> Work to complete:
Repeat, exactly and completely, the material that follows. Omit the pictures.

> Supplied material:
——

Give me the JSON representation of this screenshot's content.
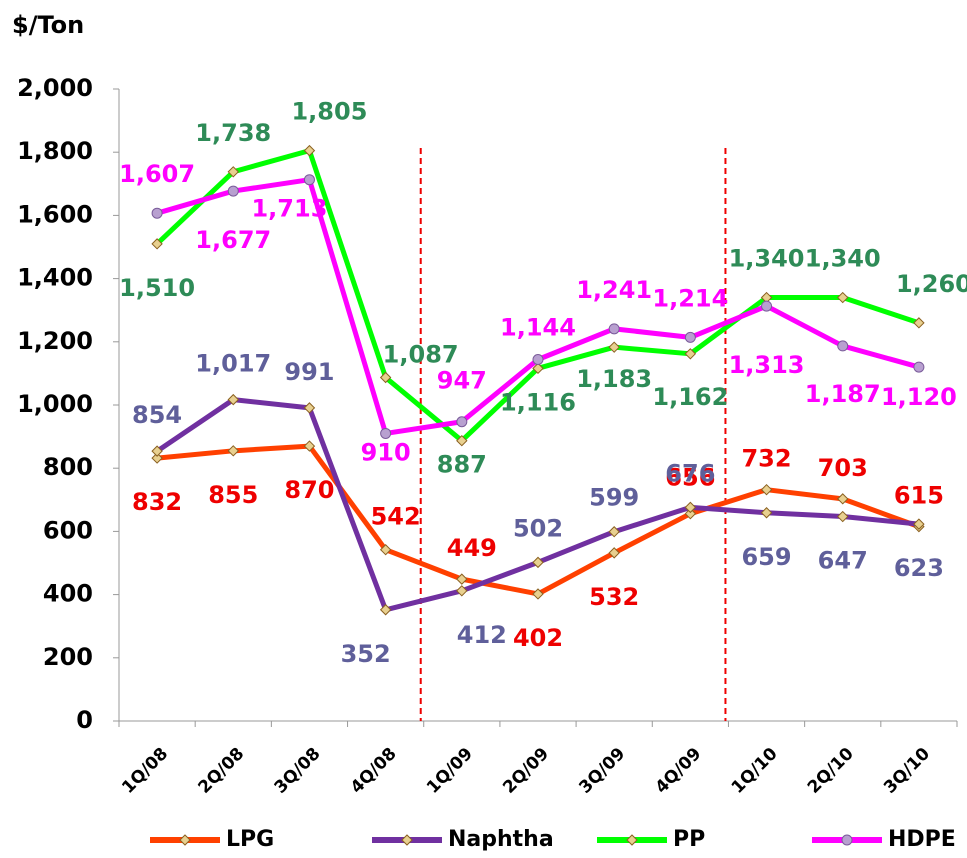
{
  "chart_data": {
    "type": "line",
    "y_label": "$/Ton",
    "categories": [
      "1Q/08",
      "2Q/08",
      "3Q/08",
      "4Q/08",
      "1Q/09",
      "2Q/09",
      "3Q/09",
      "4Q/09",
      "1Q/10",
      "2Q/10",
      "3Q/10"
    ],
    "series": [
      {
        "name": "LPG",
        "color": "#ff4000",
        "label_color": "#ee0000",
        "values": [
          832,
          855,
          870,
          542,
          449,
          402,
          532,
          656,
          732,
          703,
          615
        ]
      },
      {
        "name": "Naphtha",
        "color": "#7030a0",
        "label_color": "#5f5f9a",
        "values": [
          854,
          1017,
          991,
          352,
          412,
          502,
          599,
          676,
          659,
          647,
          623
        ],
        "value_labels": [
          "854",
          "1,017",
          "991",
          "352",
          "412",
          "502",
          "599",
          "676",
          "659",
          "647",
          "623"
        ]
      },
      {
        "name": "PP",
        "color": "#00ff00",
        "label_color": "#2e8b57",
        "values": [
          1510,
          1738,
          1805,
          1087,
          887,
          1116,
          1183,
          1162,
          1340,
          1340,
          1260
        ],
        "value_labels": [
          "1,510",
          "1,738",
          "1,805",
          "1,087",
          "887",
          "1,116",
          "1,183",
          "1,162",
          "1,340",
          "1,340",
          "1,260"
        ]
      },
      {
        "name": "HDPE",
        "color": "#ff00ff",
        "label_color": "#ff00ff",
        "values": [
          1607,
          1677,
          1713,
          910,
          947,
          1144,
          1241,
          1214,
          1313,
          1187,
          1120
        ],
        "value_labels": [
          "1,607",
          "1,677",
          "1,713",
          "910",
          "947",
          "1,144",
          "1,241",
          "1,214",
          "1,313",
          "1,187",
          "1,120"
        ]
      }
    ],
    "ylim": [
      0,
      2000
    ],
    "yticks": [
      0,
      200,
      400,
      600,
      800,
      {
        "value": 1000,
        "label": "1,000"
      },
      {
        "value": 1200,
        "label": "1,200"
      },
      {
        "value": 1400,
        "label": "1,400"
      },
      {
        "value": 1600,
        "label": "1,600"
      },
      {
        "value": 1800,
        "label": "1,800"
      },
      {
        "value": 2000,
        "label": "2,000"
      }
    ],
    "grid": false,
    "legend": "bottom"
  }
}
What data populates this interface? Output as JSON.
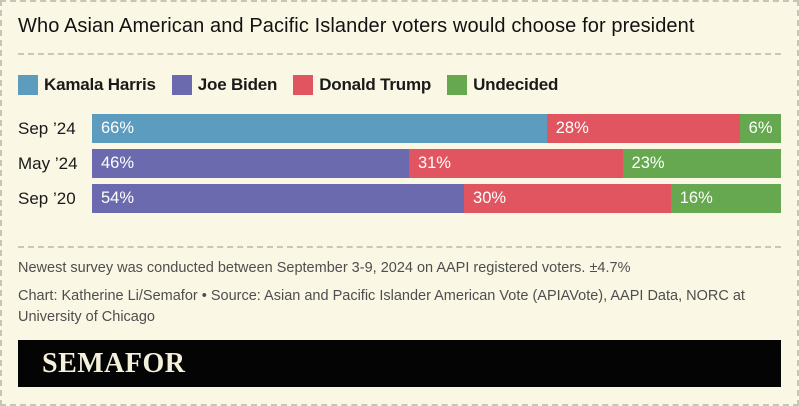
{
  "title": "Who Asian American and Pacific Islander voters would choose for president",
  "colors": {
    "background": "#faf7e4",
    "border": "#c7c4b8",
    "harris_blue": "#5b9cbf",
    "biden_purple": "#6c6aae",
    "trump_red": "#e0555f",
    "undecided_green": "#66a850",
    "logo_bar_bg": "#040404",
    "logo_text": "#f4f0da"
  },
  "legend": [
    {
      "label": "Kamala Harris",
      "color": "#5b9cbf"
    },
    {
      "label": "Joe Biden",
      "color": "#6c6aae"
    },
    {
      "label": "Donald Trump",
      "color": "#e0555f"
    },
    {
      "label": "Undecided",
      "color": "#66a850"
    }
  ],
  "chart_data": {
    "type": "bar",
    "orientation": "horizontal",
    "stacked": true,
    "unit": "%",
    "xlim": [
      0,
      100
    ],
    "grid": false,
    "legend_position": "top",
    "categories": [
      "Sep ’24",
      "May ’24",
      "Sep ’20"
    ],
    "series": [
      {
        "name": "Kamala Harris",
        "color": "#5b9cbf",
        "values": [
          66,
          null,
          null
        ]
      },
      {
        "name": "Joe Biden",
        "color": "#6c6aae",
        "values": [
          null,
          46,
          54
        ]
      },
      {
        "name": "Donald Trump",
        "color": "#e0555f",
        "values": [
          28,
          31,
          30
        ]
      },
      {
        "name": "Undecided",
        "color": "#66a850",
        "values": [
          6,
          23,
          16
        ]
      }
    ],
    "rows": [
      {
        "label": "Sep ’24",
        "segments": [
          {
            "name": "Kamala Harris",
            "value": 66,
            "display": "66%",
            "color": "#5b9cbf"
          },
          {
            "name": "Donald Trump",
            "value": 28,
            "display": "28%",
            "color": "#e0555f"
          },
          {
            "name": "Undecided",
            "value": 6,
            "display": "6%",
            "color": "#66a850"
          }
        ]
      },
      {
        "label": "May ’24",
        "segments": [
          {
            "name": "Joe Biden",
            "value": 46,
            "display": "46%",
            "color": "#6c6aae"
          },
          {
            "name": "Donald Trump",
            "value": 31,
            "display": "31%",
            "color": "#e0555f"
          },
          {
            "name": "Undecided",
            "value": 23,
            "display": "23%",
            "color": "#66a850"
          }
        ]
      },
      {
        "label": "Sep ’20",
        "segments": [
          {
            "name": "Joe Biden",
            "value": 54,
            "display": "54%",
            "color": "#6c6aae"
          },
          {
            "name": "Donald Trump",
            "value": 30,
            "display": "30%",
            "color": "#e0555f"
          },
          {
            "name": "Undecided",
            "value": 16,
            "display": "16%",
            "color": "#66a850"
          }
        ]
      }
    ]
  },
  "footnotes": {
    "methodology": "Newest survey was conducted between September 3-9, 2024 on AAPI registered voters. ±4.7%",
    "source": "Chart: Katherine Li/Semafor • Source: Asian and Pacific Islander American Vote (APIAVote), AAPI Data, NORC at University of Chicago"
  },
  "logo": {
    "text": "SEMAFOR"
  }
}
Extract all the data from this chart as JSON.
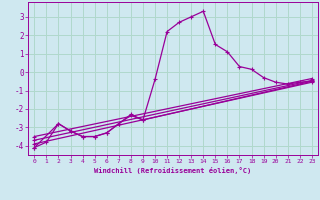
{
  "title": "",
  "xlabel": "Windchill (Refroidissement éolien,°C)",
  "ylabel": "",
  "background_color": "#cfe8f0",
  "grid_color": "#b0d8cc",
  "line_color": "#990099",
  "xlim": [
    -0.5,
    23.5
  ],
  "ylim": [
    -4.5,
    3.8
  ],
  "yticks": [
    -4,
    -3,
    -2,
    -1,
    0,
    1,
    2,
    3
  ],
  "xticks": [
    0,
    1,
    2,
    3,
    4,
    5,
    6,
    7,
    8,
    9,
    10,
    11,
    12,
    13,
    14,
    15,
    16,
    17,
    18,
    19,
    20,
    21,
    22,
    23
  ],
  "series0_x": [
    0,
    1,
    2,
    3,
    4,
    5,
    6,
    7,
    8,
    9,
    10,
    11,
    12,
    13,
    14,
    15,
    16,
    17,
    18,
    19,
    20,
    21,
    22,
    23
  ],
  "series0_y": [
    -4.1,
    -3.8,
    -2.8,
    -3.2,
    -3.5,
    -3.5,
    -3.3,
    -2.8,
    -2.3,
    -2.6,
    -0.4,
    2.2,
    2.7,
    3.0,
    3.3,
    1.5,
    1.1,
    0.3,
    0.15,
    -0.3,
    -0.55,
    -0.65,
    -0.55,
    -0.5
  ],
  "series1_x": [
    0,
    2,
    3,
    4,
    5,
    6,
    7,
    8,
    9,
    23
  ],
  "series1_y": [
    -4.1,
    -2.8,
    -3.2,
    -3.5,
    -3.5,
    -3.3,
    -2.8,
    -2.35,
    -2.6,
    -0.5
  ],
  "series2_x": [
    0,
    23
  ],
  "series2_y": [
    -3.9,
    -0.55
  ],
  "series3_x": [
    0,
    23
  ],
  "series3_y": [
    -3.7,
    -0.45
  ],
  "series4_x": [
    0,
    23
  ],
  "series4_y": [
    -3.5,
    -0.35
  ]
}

——

> Final answer:
Give me the JSON representation of this screenshot's content.
{
  "chart_data": {
    "type": "line",
    "y_label": "$/Ton",
    "categories": [
      "1Q/08",
      "2Q/08",
      "3Q/08",
      "4Q/08",
      "1Q/09",
      "2Q/09",
      "3Q/09",
      "4Q/09",
      "1Q/10",
      "2Q/10",
      "3Q/10"
    ],
    "series": [
      {
        "name": "LPG",
        "color": "#ff4000",
        "label_color": "#ee0000",
        "values": [
          832,
          855,
          870,
          542,
          449,
          402,
          532,
          656,
          732,
          703,
          615
        ]
      },
      {
        "name": "Naphtha",
        "color": "#7030a0",
        "label_color": "#5f5f9a",
        "values": [
          854,
          1017,
          991,
          352,
          412,
          502,
          599,
          676,
          659,
          647,
          623
        ],
        "value_labels": [
          "854",
          "1,017",
          "991",
          "352",
          "412",
          "502",
          "599",
          "676",
          "659",
          "647",
          "623"
        ]
      },
      {
        "name": "PP",
        "color": "#00ff00",
        "label_color": "#2e8b57",
        "values": [
          1510,
          1738,
          1805,
          1087,
          887,
          1116,
          1183,
          1162,
          1340,
          1340,
          1260
        ],
        "value_labels": [
          "1,510",
          "1,738",
          "1,805",
          "1,087",
          "887",
          "1,116",
          "1,183",
          "1,162",
          "1,340",
          "1,340",
          "1,260"
        ]
      },
      {
        "name": "HDPE",
        "color": "#ff00ff",
        "label_color": "#ff00ff",
        "values": [
          1607,
          1677,
          1713,
          910,
          947,
          1144,
          1241,
          1214,
          1313,
          1187,
          1120
        ],
        "value_labels": [
          "1,607",
          "1,677",
          "1,713",
          "910",
          "947",
          "1,144",
          "1,241",
          "1,214",
          "1,313",
          "1,187",
          "1,120"
        ]
      }
    ],
    "ylim": [
      0,
      2000
    ],
    "yticks": [
      0,
      200,
      400,
      600,
      800,
      {
        "value": 1000,
        "label": "1,000"
      },
      {
        "value": 1200,
        "label": "1,200"
      },
      {
        "value": 1400,
        "label": "1,400"
      },
      {
        "value": 1600,
        "label": "1,600"
      },
      {
        "value": 1800,
        "label": "1,800"
      },
      {
        "value": 2000,
        "label": "2,000"
      }
    ],
    "grid": false,
    "legend": "bottom"
  }
}
What data populates this interface? Output as JSON.
{
  "title": "Who Asian American and Pacific Islander voters would choose for president",
  "colors": {
    "background": "#faf7e4",
    "border": "#c7c4b8",
    "harris_blue": "#5b9cbf",
    "biden_purple": "#6c6aae",
    "trump_red": "#e0555f",
    "undecided_green": "#66a850",
    "logo_bar_bg": "#040404",
    "logo_text": "#f4f0da"
  },
  "legend": [
    {
      "label": "Kamala Harris",
      "color": "#5b9cbf"
    },
    {
      "label": "Joe Biden",
      "color": "#6c6aae"
    },
    {
      "label": "Donald Trump",
      "color": "#e0555f"
    },
    {
      "label": "Undecided",
      "color": "#66a850"
    }
  ],
  "chart_data": {
    "type": "bar",
    "orientation": "horizontal",
    "stacked": true,
    "unit": "%",
    "xlim": [
      0,
      100
    ],
    "grid": false,
    "legend_position": "top",
    "categories": [
      "Sep ’24",
      "May ’24",
      "Sep ’20"
    ],
    "series": [
      {
        "name": "Kamala Harris",
        "color": "#5b9cbf",
        "values": [
          66,
          null,
          null
        ]
      },
      {
        "name": "Joe Biden",
        "color": "#6c6aae",
        "values": [
          null,
          46,
          54
        ]
      },
      {
        "name": "Donald Trump",
        "color": "#e0555f",
        "values": [
          28,
          31,
          30
        ]
      },
      {
        "name": "Undecided",
        "color": "#66a850",
        "values": [
          6,
          23,
          16
        ]
      }
    ],
    "rows": [
      {
        "label": "Sep ’24",
        "segments": [
          {
            "name": "Kamala Harris",
            "value": 66,
            "display": "66%",
            "color": "#5b9cbf"
          },
          {
            "name": "Donald Trump",
            "value": 28,
            "display": "28%",
            "color": "#e0555f"
          },
          {
            "name": "Undecided",
            "value": 6,
            "display": "6%",
            "color": "#66a850"
          }
        ]
      },
      {
        "label": "May ’24",
        "segments": [
          {
            "name": "Joe Biden",
            "value": 46,
            "display": "46%",
            "color": "#6c6aae"
          },
          {
            "name": "Donald Trump",
            "value": 31,
            "display": "31%",
            "color": "#e0555f"
          },
          {
            "name": "Undecided",
            "value": 23,
            "display": "23%",
            "color": "#66a850"
          }
        ]
      },
      {
        "label": "Sep ’20",
        "segments": [
          {
            "name": "Joe Biden",
            "value": 54,
            "display": "54%",
            "color": "#6c6aae"
          },
          {
            "name": "Donald Trump",
            "value": 30,
            "display": "30%",
            "color": "#e0555f"
          },
          {
            "name": "Undecided",
            "value": 16,
            "display": "16%",
            "color": "#66a850"
          }
        ]
      }
    ]
  },
  "footnotes": {
    "methodology": "Newest survey was conducted between September 3-9, 2024 on AAPI registered voters. ±4.7%",
    "source": "Chart: Katherine Li/Semafor • Source: Asian and Pacific Islander American Vote (APIAVote), AAPI Data, NORC at University of Chicago"
  },
  "logo": {
    "text": "SEMAFOR"
  }
}
Extract all the data from this chart as JSON.
{
  "title": "",
  "xlabel": "Windchill (Refroidissement éolien,°C)",
  "ylabel": "",
  "background_color": "#cfe8f0",
  "grid_color": "#b0d8cc",
  "line_color": "#990099",
  "xlim": [
    -0.5,
    23.5
  ],
  "ylim": [
    -4.5,
    3.8
  ],
  "yticks": [
    -4,
    -3,
    -2,
    -1,
    0,
    1,
    2,
    3
  ],
  "xticks": [
    0,
    1,
    2,
    3,
    4,
    5,
    6,
    7,
    8,
    9,
    10,
    11,
    12,
    13,
    14,
    15,
    16,
    17,
    18,
    19,
    20,
    21,
    22,
    23
  ],
  "series0_x": [
    0,
    1,
    2,
    3,
    4,
    5,
    6,
    7,
    8,
    9,
    10,
    11,
    12,
    13,
    14,
    15,
    16,
    17,
    18,
    19,
    20,
    21,
    22,
    23
  ],
  "series0_y": [
    -4.1,
    -3.8,
    -2.8,
    -3.2,
    -3.5,
    -3.5,
    -3.3,
    -2.8,
    -2.3,
    -2.6,
    -0.4,
    2.2,
    2.7,
    3.0,
    3.3,
    1.5,
    1.1,
    0.3,
    0.15,
    -0.3,
    -0.55,
    -0.65,
    -0.55,
    -0.5
  ],
  "series1_x": [
    0,
    2,
    3,
    4,
    5,
    6,
    7,
    8,
    9,
    23
  ],
  "series1_y": [
    -4.1,
    -2.8,
    -3.2,
    -3.5,
    -3.5,
    -3.3,
    -2.8,
    -2.35,
    -2.6,
    -0.5
  ],
  "series2_x": [
    0,
    23
  ],
  "series2_y": [
    -3.9,
    -0.55
  ],
  "series3_x": [
    0,
    23
  ],
  "series3_y": [
    -3.7,
    -0.45
  ],
  "series4_x": [
    0,
    23
  ],
  "series4_y": [
    -3.5,
    -0.35
  ]
}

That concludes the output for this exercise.